__DESCRIPTION OF THE TASK__
Convert the lines of every item below into a numbered list, omitting blank lines.

- - - - - - -

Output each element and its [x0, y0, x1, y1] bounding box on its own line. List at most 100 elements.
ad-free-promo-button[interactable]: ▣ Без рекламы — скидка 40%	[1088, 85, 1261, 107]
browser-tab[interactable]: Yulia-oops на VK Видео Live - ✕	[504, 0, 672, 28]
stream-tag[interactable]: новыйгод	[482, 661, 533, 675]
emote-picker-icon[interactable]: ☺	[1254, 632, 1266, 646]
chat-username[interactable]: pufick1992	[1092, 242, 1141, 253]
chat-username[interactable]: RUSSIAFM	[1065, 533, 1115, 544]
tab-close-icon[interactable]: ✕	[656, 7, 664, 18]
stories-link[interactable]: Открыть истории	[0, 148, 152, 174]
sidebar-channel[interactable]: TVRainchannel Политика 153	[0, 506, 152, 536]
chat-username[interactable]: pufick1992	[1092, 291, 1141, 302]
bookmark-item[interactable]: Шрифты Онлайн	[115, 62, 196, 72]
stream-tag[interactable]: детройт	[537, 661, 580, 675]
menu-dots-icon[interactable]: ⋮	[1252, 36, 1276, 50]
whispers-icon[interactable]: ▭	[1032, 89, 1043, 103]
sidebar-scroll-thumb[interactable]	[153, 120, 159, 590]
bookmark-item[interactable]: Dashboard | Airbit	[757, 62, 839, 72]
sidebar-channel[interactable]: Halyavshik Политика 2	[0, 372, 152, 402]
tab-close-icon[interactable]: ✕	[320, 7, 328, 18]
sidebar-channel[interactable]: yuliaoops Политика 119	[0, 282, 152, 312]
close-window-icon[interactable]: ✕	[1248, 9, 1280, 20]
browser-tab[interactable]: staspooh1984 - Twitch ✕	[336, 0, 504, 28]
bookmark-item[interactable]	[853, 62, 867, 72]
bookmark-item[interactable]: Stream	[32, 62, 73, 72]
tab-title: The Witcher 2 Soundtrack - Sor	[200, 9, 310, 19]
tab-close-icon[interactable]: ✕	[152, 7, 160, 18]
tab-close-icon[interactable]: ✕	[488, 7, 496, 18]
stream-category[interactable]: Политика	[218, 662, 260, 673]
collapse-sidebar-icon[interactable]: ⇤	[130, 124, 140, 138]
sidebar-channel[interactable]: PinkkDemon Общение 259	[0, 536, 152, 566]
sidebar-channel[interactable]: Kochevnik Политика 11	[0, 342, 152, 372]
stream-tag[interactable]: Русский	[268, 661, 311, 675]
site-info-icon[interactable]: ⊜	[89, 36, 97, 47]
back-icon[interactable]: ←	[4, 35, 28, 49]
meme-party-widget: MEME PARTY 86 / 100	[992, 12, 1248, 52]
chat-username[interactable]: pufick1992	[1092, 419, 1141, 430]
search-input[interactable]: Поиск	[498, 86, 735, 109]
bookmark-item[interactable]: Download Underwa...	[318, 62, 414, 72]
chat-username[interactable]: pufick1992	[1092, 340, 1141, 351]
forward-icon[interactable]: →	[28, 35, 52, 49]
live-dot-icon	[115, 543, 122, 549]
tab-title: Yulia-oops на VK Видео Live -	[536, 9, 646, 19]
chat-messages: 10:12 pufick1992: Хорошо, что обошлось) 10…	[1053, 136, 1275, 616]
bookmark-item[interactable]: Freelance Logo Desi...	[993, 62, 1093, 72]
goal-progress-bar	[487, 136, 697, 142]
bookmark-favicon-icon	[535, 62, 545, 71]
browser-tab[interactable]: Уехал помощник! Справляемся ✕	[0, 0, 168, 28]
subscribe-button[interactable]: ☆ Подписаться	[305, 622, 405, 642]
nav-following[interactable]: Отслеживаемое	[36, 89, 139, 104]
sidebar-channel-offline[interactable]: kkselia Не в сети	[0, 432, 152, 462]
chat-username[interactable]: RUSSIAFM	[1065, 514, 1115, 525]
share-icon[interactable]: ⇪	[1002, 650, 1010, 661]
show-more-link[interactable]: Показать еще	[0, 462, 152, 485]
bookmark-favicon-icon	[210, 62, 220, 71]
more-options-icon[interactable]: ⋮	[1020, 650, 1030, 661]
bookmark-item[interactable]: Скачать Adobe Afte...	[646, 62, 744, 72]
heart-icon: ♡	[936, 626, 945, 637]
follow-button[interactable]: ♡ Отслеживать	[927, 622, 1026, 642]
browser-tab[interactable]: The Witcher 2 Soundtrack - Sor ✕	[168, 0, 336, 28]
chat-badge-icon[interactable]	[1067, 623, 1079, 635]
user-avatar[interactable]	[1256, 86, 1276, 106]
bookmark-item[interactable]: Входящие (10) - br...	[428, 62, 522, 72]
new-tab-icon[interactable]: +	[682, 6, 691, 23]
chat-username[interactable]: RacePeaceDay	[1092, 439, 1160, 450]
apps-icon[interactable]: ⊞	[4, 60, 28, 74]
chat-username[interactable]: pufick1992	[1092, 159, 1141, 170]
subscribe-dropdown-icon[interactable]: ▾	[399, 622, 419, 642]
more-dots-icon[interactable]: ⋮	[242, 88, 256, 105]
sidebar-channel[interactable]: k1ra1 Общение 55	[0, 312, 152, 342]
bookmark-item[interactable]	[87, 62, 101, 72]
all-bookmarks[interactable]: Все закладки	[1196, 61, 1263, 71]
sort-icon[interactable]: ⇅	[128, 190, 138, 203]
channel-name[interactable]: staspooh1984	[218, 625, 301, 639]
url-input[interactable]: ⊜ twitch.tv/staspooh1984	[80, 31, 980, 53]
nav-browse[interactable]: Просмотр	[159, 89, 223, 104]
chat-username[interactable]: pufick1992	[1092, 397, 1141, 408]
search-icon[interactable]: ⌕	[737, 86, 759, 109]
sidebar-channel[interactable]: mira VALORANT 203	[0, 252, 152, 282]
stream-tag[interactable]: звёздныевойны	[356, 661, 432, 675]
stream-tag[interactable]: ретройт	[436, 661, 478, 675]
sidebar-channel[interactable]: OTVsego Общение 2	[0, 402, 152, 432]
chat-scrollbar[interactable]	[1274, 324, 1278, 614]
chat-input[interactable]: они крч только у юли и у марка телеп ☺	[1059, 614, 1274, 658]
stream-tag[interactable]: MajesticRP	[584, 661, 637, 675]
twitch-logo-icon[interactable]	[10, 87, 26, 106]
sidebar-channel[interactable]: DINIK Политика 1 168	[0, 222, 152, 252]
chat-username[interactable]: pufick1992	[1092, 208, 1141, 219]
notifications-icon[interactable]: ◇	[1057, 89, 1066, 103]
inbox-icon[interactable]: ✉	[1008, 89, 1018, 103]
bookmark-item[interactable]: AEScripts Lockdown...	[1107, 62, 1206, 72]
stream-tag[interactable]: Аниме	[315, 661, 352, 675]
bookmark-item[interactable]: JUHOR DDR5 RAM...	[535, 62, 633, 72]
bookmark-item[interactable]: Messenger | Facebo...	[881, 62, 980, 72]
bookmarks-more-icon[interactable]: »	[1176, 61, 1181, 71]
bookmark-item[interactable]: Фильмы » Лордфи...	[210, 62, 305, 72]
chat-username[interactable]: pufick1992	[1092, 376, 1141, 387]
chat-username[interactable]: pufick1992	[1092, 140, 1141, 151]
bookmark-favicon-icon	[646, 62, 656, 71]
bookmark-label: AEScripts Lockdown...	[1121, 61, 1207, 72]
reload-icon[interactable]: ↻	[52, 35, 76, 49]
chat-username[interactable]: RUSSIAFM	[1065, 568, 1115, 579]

- - - - - - -

__FINAL RESULT__
1. Output each element and its [x0, y0, x1, y1] bounding box on its own line. List at most 100 elements.
2. ad-free-promo-button[interactable]: ▣ Без рекламы — скидка 40%	[1088, 85, 1261, 107]
3. browser-tab[interactable]: Yulia-oops на VK Видео Live - ✕	[504, 0, 672, 28]
4. stream-tag[interactable]: новыйгод	[482, 661, 533, 675]
5. emote-picker-icon[interactable]: ☺	[1254, 632, 1266, 646]
6. chat-username[interactable]: pufick1992	[1092, 242, 1141, 253]
7. chat-username[interactable]: RUSSIAFM	[1065, 533, 1115, 544]
8. tab-close-icon[interactable]: ✕	[656, 7, 664, 18]
9. stories-link[interactable]: Открыть истории	[0, 148, 152, 174]
10. sidebar-channel[interactable]: TVRainchannel Политика 153	[0, 506, 152, 536]
11. chat-username[interactable]: pufick1992	[1092, 291, 1141, 302]
12. bookmark-item[interactable]: Шрифты Онлайн	[115, 62, 196, 72]
13. stream-tag[interactable]: детройт	[537, 661, 580, 675]
14. menu-dots-icon[interactable]: ⋮	[1252, 36, 1276, 50]
15. whispers-icon[interactable]: ▭	[1032, 89, 1043, 103]
16. sidebar-scroll-thumb[interactable]	[153, 120, 159, 590]
17. bookmark-item[interactable]: Dashboard | Airbit	[757, 62, 839, 72]
18. sidebar-channel[interactable]: Halyavshik Политика 2	[0, 372, 152, 402]
19. tab-close-icon[interactable]: ✕	[320, 7, 328, 18]
20. sidebar-channel[interactable]: yuliaoops Политика 119	[0, 282, 152, 312]
21. close-window-icon[interactable]: ✕	[1248, 9, 1280, 20]
22. browser-tab[interactable]: staspooh1984 - Twitch ✕	[336, 0, 504, 28]
23. bookmark-item[interactable]	[853, 62, 867, 72]
24. bookmark-item[interactable]: Stream	[32, 62, 73, 72]
25. tab-title: The Witcher 2 Soundtrack - Sor	[200, 9, 310, 19]
26. tab-close-icon[interactable]: ✕	[152, 7, 160, 18]
27. tab-close-icon[interactable]: ✕	[488, 7, 496, 18]
28. stream-category[interactable]: Политика	[218, 662, 260, 673]
29. collapse-sidebar-icon[interactable]: ⇤	[130, 124, 140, 138]
30. sidebar-channel[interactable]: PinkkDemon Общение 259	[0, 536, 152, 566]
31. sidebar-channel[interactable]: Kochevnik Политика 11	[0, 342, 152, 372]
32. stream-tag[interactable]: Русский	[268, 661, 311, 675]
33. site-info-icon[interactable]: ⊜	[89, 36, 97, 47]
34. back-icon[interactable]: ←	[4, 35, 28, 49]
35. meme-party-widget: MEME PARTY 86 / 100	[992, 12, 1248, 52]
36. chat-username[interactable]: pufick1992	[1092, 419, 1141, 430]
37. search-input[interactable]: Поиск	[498, 86, 735, 109]
38. bookmark-item[interactable]: Download Underwa...	[318, 62, 414, 72]
39. chat-username[interactable]: pufick1992	[1092, 340, 1141, 351]
40. forward-icon[interactable]: →	[28, 35, 52, 49]
41. live-dot-icon	[115, 543, 122, 549]
42. tab-title: Yulia-oops на VK Видео Live -	[536, 9, 646, 19]
43. chat-messages: 10:12 pufick1992: Хорошо, что обошлось) 10…	[1053, 136, 1275, 616]
44. bookmark-item[interactable]: Freelance Logo Desi...	[993, 62, 1093, 72]
45. goal-progress-bar	[487, 136, 697, 142]
46. bookmark-favicon-icon	[535, 62, 545, 71]
47. browser-tab[interactable]: Уехал помощник! Справляемся ✕	[0, 0, 168, 28]
48. subscribe-button[interactable]: ☆ Подписаться	[305, 622, 405, 642]
49. nav-following[interactable]: Отслеживаемое	[36, 89, 139, 104]
50. sidebar-channel-offline[interactable]: kkselia Не в сети	[0, 432, 152, 462]
51. chat-username[interactable]: RUSSIAFM	[1065, 514, 1115, 525]
52. share-icon[interactable]: ⇪	[1002, 650, 1010, 661]
53. show-more-link[interactable]: Показать еще	[0, 462, 152, 485]
54. bookmark-favicon-icon	[210, 62, 220, 71]
55. more-options-icon[interactable]: ⋮	[1020, 650, 1030, 661]
56. bookmark-item[interactable]: Скачать Adobe Afte...	[646, 62, 744, 72]
57. heart-icon: ♡	[936, 626, 945, 637]
58. follow-button[interactable]: ♡ Отслеживать	[927, 622, 1026, 642]
59. browser-tab[interactable]: The Witcher 2 Soundtrack - Sor ✕	[168, 0, 336, 28]
60. chat-badge-icon[interactable]	[1067, 623, 1079, 635]
61. user-avatar[interactable]	[1256, 86, 1276, 106]
62. bookmark-item[interactable]: Входящие (10) - br...	[428, 62, 522, 72]
63. new-tab-icon[interactable]: +	[682, 6, 691, 23]
64. chat-username[interactable]: RacePeaceDay	[1092, 439, 1160, 450]
65. apps-icon[interactable]: ⊞	[4, 60, 28, 74]
66. chat-username[interactable]: pufick1992	[1092, 159, 1141, 170]
67. subscribe-dropdown-icon[interactable]: ▾	[399, 622, 419, 642]
68. more-dots-icon[interactable]: ⋮	[242, 88, 256, 105]
69. sidebar-channel[interactable]: k1ra1 Общение 55	[0, 312, 152, 342]
70. bookmark-item[interactable]	[87, 62, 101, 72]
71. all-bookmarks[interactable]: Все закладки	[1196, 61, 1263, 71]
72. sort-icon[interactable]: ⇅	[128, 190, 138, 203]
73. channel-name[interactable]: staspooh1984	[218, 625, 301, 639]
74. url-input[interactable]: ⊜ twitch.tv/staspooh1984	[80, 31, 980, 53]
75. nav-browse[interactable]: Просмотр	[159, 89, 223, 104]
76. chat-username[interactable]: pufick1992	[1092, 397, 1141, 408]
77. search-icon[interactable]: ⌕	[737, 86, 759, 109]
78. sidebar-channel[interactable]: mira VALORANT 203	[0, 252, 152, 282]
79. stream-tag[interactable]: звёздныевойны	[356, 661, 432, 675]
80. stream-tag[interactable]: ретройт	[436, 661, 478, 675]
81. sidebar-channel[interactable]: OTVsego Общение 2	[0, 402, 152, 432]
82. chat-scrollbar[interactable]	[1274, 324, 1278, 614]
83. chat-input[interactable]: они крч только у юли и у марка телеп ☺	[1059, 614, 1274, 658]
84. stream-tag[interactable]: MajesticRP	[584, 661, 637, 675]
85. twitch-logo-icon[interactable]	[10, 87, 26, 106]
86. sidebar-channel[interactable]: DINIK Политика 1 168	[0, 222, 152, 252]
87. chat-username[interactable]: pufick1992	[1092, 208, 1141, 219]
88. notifications-icon[interactable]: ◇	[1057, 89, 1066, 103]
89. inbox-icon[interactable]: ✉	[1008, 89, 1018, 103]
90. bookmark-item[interactable]: AEScripts Lockdown...	[1107, 62, 1206, 72]
91. stream-tag[interactable]: Аниме	[315, 661, 352, 675]
92. bookmark-item[interactable]: JUHOR DDR5 RAM...	[535, 62, 633, 72]
93. bookmark-item[interactable]: Messenger | Facebo...	[881, 62, 980, 72]
94. bookmarks-more-icon[interactable]: »	[1176, 61, 1181, 71]
95. bookmark-item[interactable]: Фильмы » Лордфи...	[210, 62, 305, 72]
96. chat-username[interactable]: pufick1992	[1092, 376, 1141, 387]
97. chat-username[interactable]: pufick1992	[1092, 140, 1141, 151]
98. bookmark-favicon-icon	[646, 62, 656, 71]
99. bookmark-label: AEScripts Lockdown...	[1121, 61, 1207, 72]
100. reload-icon[interactable]: ↻	[52, 35, 76, 49]
101. chat-username[interactable]: RUSSIAFM	[1065, 568, 1115, 579]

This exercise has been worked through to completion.